◆ Tasks to carry out
- A) In the tf-idf notebook excerpt, what does Heaps' Law relate?
- B) Pick up the tf-idf notebook excerpt where it stops and write the next part.

Later in the course, we will show a probabilistic derivation of this quantity based on smoothing language models.

In [None]:
# TODO: Compute the tf-idf value for each term in each document. (10 points)
# Take the raw term data and add a tfidf field to each record.

import math

tfidf_terms = None

for d in terms:
    tf= math.log(d['count'] + 1, 10)
    idf = math.log(N / df[d['term']], 10)
    tfidf = tf*idf

    d['tfidf'] = math.log(d['count'] + 1, 10) * math.log(N / df[d['term']], 10)

tfidf_terms = terms

print(tfidf_terms[:10])

In [None]:
# TODO: Print the 20 term-document pairs with the highest tf-idf values. (5 points)

df = pd.DataFrame(tfidf_terms)

top_20_term_document_pairs_list = df.sort_values(by='tfidf', ascending=False).head(20)

top_20_term_document_pairs_list

## Plotting Term Distributions

Besides frequencies and tf-idf values within documents, it is often helpful to look at the distrubitions of word frequencies in the whole collection. In class, we talk about the Zipf distribution of word rank versus frequency and Heaps' Law relating the number of distinct words to the number of tokens.

We might examine these distributions to see, for instance, if an unexpectedly large number of very rare terms occurs, which might indicate noise added to our data.

In [None]:
# TODO: Compute a list of the distinct words in this collection and sort it in descending order of frequency.
# Thus frequency[0] should contain the word "the" and the count 62216. (5 points)

frequency = []

terms_set = set()

distinct_terms_to_frequency_dict = {}

for d in terms:

    if d['term'] in terms_set:

        distinct_terms_to_frequency_dict[d['term']] += d['count']

    else:

        distinct_terms_to_frequency_dict[d['term']] = d['count']
        terms_set.add(d['term'])


frequency = [(term, count) for term, count in distinct_terms_to_frequency_dict.items()]

sorted_frequency = sorted(frequency, key = lambda x : x[1], reverse=True)

print(sorted_frequency)

In [None]:
# TODO: Plot a graph of the log of the rank (starting at 1) on the x-axis,
# against the log of the frequency on the y-axis. You may use the matplotlib
# or other library. (5 points)

import matplotlib.pyplot as plt
import numpy as np

x_val = list(range(1, len(sorted_frequency) + 1))

y_val = [element[1] for element in sorted_frequency]

log_rank = np.log(x_val)
log_frequency = np.log(y_val)

plt.plot(log_rank, log_frequency )

In [None]:
# TODO: Compute the number of tokens in the corpus. (5 points)
# Remember to count each occurrence of each word.

ntokens = 0

for element in sorted_frequency:

    ntokens += element[1]

print(ntokens)


In [None]:
# TODO: Compute the proportion of tokens made up by the top 10 most
# frequent words. (5 points)

top_10_most_frequent_words_total = 0

for i in range(10):

    top_10_most_frequent_words_total += sorted_frequency[i][1]

print(top_10_most_frequent_words_total / ntokens)



In [None]:
# TODO: Compute the proportion of tokens made up by the words that occur
# exactly once in this collection. (5 points)

words_that_occur_exactly_once = 0

for element in sorted_frequency:

    if element[1] == 1:

        words_that_occur_exactly_once += 1

print(words_that_occur_exactly_once / ntokens)

◆ Stored data
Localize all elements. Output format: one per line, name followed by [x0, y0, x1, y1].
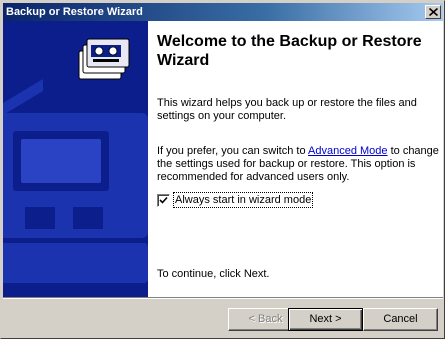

◆ Responses by task
- A) Heaps' Law relates the number of distinct words to the number of tokens.

- B)
For this assignment so far, you've worked with data that's already been extracted, tokenized, and counted. In this final section, you'll briefly explore acquiring new data.

Find a collection of documents that you're interested in. For the statistics to be meaningful, this collection should have at least 1,000 words.

The format could be anything you can extract text from: HTML, PDF, MS PowerPoint, chat logs, etc.

The collection should be in a natural language, not mostly code or numerical data. It could be in English or in any other language.

The final project for this course will involve designing an information retrieval task on some dataset. You could use this exercise to think about what kind of data you might be interested in, although that is not required.

In [None]:
# TODO: Write code to download and extract the text from the collection.  (5 points)
import kaggle
import os

!wsl wget "https://www.kaggle.com/datasets/jensenbaxter/10dataset-text-document-classification"

**TODO**: Describe choices you make about what contents to keep. (2 points)

I want to keep every word. I want to remove all punctuation such as commas, and periods.



In [None]:
# TODO: Data acquisition code here. (5 points)

import os
import glob

directory_path = r"C:\Users\vijay\Desktop\6200 Projects\Assignment 1\sport"

file_paths = glob.glob(os.path.join(directory_path, '*'))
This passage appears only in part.